-------- DATA SHOWN

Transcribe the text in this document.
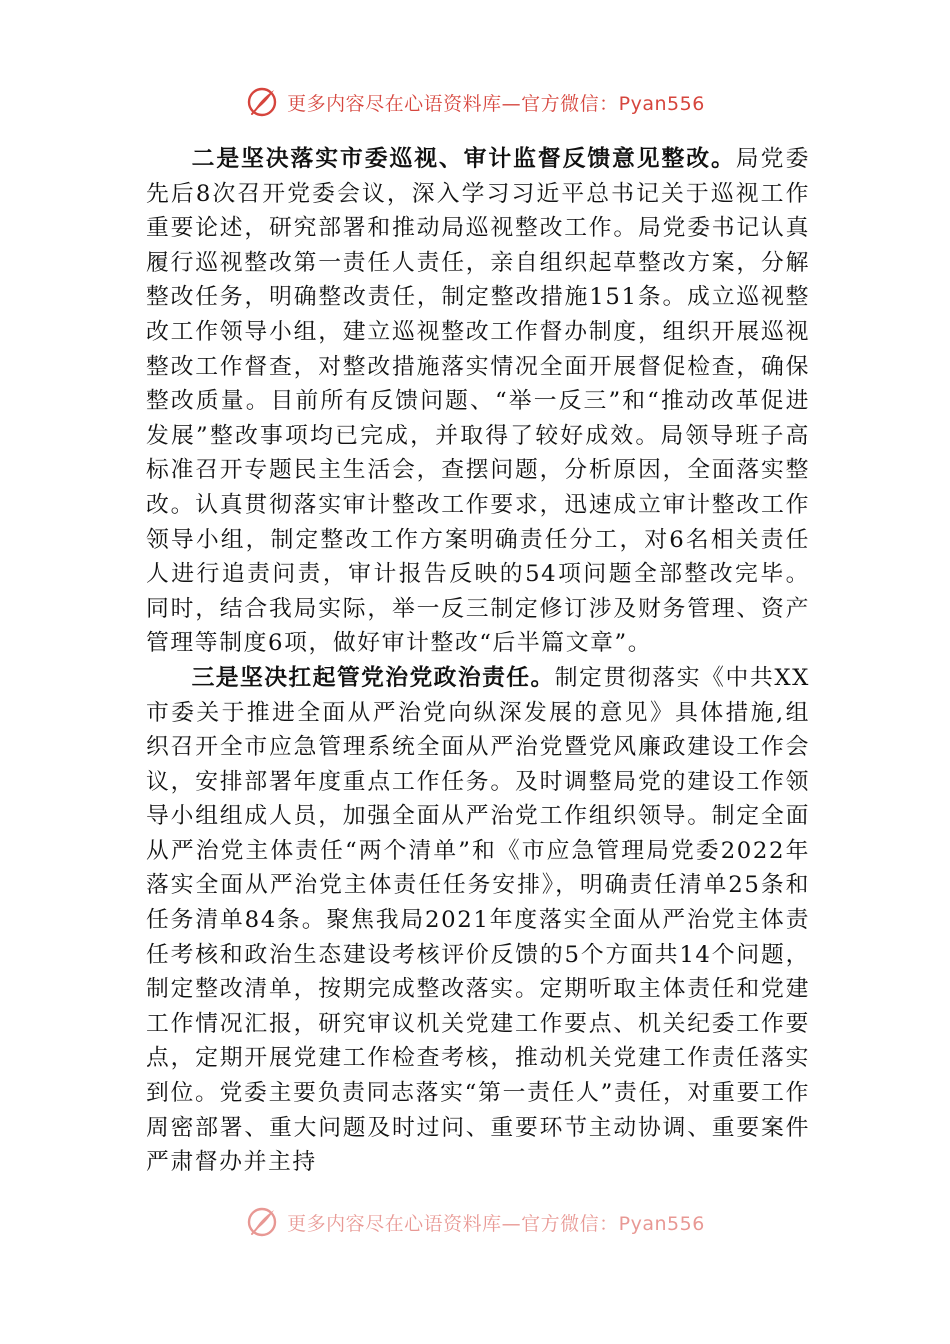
更多内容尽在心语资料库—官方微信：Pyan556

二是坚决落实市委巡视、审计监督反馈意见整改。局党委先后8次召开党委会议，深入学习习近平总书记关于巡视工作重要论述，研究部署和推动局巡视整改工作。局党委书记认真履行巡视整改第一责任人责任，亲自组织起草整改方案，分解整改任务，明确整改责任，制定整改措施151条。成立巡视整改工作领导小组，建立巡视整改工作督办制度，组织开展巡视整改工作督查，对整改措施落实情况全面开展督促检查，确保整改质量。目前所有反馈问题、“举一反三”和“推动改革促进发展”整改事项均已完成，并取得了较好成效。局领导班子高标准召开专题民主生活会，查摆问题，分析原因，全面落实整改。认真贯彻落实审计整改工作要求，迅速成立审计整改工作领导小组，制定整改工作方案明确责任分工，对6名相关责任人进行追责问责，审计报告反映的54项问题全部整改完毕。同时，结合我局实际，举一反三制定修订涉及财务管理、资产管理等制度6项，做好审计整改“后半篇文章”。

三是坚决扛起管党治党政治责任。制定贯彻落实《中共XX市委关于推进全面从严治党向纵深发展的意见》具体措施,组织召开全市应急管理系统全面从严治党暨党风廉政建设工作会议，安排部署年度重点工作任务。及时调整局党的建设工作领导小组组成人员，加强全面从严治党工作组织领导。制定全面从严治党主体责任“两个清单”和《市应急管理局党委2022年落实全面从严治党主体责任任务安排》，明确责任清单25条和任务清单84条。聚焦我局2021年度落实全面从严治党主体责任考核和政治生态建设考核评价反馈的5个方面共14个问题，制定整改清单，按期完成整改落实。定期听取主体责任和党建工作情况汇报，研究审议机关党建工作要点、机关纪委工作要点，定期开展党建工作检查考核，推动机关党建工作责任落实到位。党委主要负责同志落实“第一责任人”责任，对重要工作周密部署、重大问题及时过问、重要环节主动协调、重要案件严肃督办并主持

更多内容尽在心语资料库—官方微信：Pyan556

----------------

## TASK
Quote each line of the listing exactly, but leave the pictures out.

## WRITTEN SOLUTION
Transcribe the text in this document.
更多内容尽在心语资料库—官方微信：Pyan556

二是坚决落实市委巡视、审计监督反馈意见整改。局党委先后8次召开党委会议，深入学习习近平总书记关于巡视工作重要论述，研究部署和推动局巡视整改工作。局党委书记认真履行巡视整改第一责任人责任，亲自组织起草整改方案，分解整改任务，明确整改责任，制定整改措施151条。成立巡视整改工作领导小组，建立巡视整改工作督办制度，组织开展巡视整改工作督查，对整改措施落实情况全面开展督促检查，确保整改质量。目前所有反馈问题、“举一反三”和“推动改革促进发展”整改事项均已完成，并取得了较好成效。局领导班子高标准召开专题民主生活会，查摆问题，分析原因，全面落实整改。认真贯彻落实审计整改工作要求，迅速成立审计整改工作领导小组，制定整改工作方案明确责任分工，对6名相关责任人进行追责问责，审计报告反映的54项问题全部整改完毕。同时，结合我局实际，举一反三制定修订涉及财务管理、资产管理等制度6项，做好审计整改“后半篇文章”。

三是坚决扛起管党治党政治责任。制定贯彻落实《中共XX市委关于推进全面从严治党向纵深发展的意见》具体措施,组织召开全市应急管理系统全面从严治党暨党风廉政建设工作会议，安排部署年度重点工作任务。及时调整局党的建设工作领导小组组成人员，加强全面从严治党工作组织领导。制定全面从严治党主体责任“两个清单”和《市应急管理局党委2022年落实全面从严治党主体责任任务安排》，明确责任清单25条和任务清单84条。聚焦我局2021年度落实全面从严治党主体责任考核和政治生态建设考核评价反馈的5个方面共14个问题，制定整改清单，按期完成整改落实。定期听取主体责任和党建工作情况汇报，研究审议机关党建工作要点、机关纪委工作要点，定期开展党建工作检查考核，推动机关党建工作责任落实到位。党委主要负责同志落实“第一责任人”责任，对重要工作周密部署、重大问题及时过问、重要环节主动协调、重要案件严肃督办并主持

更多内容尽在心语资料库—官方微信：Pyan556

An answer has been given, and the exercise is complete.